-- BEGIN --

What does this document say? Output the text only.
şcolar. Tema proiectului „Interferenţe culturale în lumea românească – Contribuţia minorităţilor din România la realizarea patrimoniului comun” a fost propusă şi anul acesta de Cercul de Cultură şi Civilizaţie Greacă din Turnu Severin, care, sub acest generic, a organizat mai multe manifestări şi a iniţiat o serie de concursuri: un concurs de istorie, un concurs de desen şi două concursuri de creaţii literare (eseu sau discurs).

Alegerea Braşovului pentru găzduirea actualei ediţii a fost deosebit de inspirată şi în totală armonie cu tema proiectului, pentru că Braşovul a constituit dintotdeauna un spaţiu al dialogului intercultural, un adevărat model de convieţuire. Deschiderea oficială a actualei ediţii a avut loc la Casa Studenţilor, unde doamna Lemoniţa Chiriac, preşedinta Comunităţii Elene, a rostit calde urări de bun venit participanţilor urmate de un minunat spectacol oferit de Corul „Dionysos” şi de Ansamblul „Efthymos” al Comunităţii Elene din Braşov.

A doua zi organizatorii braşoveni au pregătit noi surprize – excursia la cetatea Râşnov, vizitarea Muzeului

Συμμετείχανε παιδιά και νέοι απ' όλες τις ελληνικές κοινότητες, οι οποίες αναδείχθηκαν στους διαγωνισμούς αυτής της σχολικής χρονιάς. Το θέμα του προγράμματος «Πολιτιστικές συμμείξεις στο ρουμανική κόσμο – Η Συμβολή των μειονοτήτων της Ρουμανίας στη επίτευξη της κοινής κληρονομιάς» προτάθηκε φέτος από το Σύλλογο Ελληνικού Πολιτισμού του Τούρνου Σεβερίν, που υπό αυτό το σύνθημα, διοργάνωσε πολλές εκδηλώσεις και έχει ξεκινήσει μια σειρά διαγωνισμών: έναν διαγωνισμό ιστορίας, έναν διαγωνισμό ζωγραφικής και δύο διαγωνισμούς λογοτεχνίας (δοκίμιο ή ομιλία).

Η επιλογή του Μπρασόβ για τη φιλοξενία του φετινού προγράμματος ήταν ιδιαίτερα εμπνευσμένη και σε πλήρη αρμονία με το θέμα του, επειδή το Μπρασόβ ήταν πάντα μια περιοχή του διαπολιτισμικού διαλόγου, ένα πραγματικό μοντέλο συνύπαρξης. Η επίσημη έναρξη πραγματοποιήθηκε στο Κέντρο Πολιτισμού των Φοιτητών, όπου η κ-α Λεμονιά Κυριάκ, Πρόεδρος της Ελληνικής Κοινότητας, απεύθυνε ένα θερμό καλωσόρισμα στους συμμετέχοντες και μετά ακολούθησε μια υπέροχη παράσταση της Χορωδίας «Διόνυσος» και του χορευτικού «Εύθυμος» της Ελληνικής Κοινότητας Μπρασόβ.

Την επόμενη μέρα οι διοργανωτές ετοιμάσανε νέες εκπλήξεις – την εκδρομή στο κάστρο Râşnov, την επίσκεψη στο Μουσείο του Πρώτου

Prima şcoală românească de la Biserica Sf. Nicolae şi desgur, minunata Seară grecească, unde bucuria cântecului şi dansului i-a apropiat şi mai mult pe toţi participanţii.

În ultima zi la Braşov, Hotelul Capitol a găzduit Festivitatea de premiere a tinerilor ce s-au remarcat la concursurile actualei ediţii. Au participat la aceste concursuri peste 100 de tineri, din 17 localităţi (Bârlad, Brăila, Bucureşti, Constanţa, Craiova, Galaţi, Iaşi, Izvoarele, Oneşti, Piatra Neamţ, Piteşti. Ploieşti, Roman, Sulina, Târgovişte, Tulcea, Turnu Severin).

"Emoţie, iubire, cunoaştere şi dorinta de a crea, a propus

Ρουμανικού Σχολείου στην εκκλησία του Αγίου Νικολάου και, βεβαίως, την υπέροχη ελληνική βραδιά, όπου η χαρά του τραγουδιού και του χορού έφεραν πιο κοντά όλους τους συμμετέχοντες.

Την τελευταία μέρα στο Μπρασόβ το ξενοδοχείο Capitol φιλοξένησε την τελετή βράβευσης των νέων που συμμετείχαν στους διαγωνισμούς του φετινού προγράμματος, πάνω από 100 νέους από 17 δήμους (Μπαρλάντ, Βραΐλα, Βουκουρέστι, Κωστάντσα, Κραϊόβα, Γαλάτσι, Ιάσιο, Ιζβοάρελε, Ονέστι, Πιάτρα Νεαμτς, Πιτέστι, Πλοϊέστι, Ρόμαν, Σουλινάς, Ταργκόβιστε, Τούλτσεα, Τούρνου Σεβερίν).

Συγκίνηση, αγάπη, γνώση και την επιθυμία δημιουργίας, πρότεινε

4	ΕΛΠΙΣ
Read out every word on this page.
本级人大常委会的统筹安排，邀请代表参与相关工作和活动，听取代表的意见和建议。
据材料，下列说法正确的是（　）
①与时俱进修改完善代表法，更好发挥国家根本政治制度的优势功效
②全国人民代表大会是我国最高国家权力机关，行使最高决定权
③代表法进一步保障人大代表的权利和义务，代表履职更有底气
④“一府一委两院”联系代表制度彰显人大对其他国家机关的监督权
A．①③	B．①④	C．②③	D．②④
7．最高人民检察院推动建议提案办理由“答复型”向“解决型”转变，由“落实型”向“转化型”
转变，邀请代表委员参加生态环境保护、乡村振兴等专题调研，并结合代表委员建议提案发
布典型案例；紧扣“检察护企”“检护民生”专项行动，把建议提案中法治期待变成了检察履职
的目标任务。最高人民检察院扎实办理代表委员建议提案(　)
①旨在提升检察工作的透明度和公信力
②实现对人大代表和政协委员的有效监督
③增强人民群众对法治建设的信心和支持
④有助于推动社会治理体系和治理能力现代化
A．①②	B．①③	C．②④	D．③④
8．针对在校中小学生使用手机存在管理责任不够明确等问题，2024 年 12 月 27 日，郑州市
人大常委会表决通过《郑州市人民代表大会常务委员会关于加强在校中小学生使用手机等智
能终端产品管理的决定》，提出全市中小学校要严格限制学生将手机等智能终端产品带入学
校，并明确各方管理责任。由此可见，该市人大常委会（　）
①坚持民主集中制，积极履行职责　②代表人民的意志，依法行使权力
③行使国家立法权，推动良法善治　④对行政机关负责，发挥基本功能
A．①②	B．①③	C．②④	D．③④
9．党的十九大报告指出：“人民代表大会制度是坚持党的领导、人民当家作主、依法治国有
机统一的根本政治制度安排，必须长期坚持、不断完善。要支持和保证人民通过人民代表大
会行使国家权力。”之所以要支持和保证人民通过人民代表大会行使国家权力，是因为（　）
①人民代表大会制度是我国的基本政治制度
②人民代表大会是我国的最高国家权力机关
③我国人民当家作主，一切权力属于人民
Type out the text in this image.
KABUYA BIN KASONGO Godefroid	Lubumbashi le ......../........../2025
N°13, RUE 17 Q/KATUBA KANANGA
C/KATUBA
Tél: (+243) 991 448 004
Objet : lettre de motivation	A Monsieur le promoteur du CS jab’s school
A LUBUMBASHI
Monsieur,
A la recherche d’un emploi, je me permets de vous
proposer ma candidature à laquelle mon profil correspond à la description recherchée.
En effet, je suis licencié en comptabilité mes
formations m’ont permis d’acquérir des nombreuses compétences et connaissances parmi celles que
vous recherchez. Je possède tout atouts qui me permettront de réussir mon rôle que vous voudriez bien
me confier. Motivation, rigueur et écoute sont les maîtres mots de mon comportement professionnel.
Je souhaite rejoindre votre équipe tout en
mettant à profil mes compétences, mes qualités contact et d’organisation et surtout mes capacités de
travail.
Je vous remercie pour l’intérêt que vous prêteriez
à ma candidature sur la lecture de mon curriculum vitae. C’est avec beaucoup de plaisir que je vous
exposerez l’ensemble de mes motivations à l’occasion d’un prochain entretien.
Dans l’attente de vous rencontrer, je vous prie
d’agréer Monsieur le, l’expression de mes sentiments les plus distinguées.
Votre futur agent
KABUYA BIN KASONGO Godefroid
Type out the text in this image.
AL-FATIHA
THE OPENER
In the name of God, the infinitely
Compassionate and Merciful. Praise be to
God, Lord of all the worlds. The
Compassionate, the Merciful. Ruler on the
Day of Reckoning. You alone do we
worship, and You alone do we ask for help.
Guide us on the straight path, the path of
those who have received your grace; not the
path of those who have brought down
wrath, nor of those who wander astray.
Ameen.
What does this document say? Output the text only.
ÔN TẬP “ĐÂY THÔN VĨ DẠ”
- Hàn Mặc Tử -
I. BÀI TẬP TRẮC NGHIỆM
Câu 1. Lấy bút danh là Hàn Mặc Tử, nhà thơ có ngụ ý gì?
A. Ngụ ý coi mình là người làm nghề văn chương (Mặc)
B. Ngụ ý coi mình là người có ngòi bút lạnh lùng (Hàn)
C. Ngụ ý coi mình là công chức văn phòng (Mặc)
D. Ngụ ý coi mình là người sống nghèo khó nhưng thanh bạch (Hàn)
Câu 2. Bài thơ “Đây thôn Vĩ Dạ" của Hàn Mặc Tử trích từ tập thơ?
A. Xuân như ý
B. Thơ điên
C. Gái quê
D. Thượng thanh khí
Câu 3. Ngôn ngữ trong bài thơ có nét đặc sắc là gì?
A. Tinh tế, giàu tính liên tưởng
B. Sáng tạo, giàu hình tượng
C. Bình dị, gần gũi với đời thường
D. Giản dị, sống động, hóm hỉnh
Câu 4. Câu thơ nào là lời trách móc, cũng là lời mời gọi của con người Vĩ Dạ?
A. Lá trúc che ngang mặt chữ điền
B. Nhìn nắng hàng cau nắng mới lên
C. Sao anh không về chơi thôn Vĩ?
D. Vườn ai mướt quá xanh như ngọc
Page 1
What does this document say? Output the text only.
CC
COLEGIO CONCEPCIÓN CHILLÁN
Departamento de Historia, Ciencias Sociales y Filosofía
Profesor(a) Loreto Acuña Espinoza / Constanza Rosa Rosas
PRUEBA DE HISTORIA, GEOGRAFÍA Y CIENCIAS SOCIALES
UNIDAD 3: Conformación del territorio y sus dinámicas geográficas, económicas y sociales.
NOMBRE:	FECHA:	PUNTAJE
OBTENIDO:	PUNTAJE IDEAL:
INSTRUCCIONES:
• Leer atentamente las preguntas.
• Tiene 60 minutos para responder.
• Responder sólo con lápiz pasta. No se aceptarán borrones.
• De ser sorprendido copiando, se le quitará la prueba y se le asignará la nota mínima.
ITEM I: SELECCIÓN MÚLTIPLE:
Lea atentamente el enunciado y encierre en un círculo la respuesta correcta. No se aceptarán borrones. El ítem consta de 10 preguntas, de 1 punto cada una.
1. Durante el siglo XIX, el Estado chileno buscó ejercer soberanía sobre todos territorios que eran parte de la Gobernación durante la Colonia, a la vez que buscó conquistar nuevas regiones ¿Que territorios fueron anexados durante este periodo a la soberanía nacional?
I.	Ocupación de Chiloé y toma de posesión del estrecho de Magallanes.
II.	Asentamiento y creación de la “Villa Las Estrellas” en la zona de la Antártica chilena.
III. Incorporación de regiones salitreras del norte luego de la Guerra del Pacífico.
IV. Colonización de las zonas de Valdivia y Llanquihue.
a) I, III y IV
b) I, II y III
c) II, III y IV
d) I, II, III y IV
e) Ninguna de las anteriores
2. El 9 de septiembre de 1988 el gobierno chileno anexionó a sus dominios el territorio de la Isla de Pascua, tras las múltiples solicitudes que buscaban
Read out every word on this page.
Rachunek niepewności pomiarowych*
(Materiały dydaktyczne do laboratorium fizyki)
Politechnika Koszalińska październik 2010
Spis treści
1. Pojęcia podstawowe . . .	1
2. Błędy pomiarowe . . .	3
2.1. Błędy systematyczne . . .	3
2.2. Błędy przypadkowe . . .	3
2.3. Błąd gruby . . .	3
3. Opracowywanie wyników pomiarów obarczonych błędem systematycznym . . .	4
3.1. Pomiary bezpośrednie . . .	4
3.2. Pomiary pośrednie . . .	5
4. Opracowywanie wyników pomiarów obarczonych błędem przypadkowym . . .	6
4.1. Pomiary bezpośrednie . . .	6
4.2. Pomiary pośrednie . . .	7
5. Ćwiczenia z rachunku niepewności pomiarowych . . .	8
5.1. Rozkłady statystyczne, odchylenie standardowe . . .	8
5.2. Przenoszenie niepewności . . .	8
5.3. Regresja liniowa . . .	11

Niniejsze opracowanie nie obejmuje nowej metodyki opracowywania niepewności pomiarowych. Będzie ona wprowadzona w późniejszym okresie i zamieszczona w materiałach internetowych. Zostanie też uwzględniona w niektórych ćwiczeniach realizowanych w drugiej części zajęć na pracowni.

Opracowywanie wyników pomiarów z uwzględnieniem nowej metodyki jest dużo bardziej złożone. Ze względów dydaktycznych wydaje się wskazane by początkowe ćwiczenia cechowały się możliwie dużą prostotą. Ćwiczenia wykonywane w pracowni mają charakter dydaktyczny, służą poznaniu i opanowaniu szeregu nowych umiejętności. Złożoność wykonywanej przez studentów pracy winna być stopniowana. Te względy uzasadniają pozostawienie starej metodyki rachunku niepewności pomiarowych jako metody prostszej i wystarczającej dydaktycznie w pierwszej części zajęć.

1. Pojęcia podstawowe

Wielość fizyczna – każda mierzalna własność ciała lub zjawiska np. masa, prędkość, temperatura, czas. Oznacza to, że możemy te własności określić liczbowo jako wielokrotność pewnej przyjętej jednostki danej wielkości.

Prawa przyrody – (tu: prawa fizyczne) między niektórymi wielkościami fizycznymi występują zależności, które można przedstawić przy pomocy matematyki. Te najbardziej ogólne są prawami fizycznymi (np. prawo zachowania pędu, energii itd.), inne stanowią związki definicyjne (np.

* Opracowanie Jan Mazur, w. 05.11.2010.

-- END --

Copy out each line in the preceding records that contains "Merciful".

> [The result]
Compassionate and Merciful. Praise be to
Compassionate, the Merciful. Ruler on the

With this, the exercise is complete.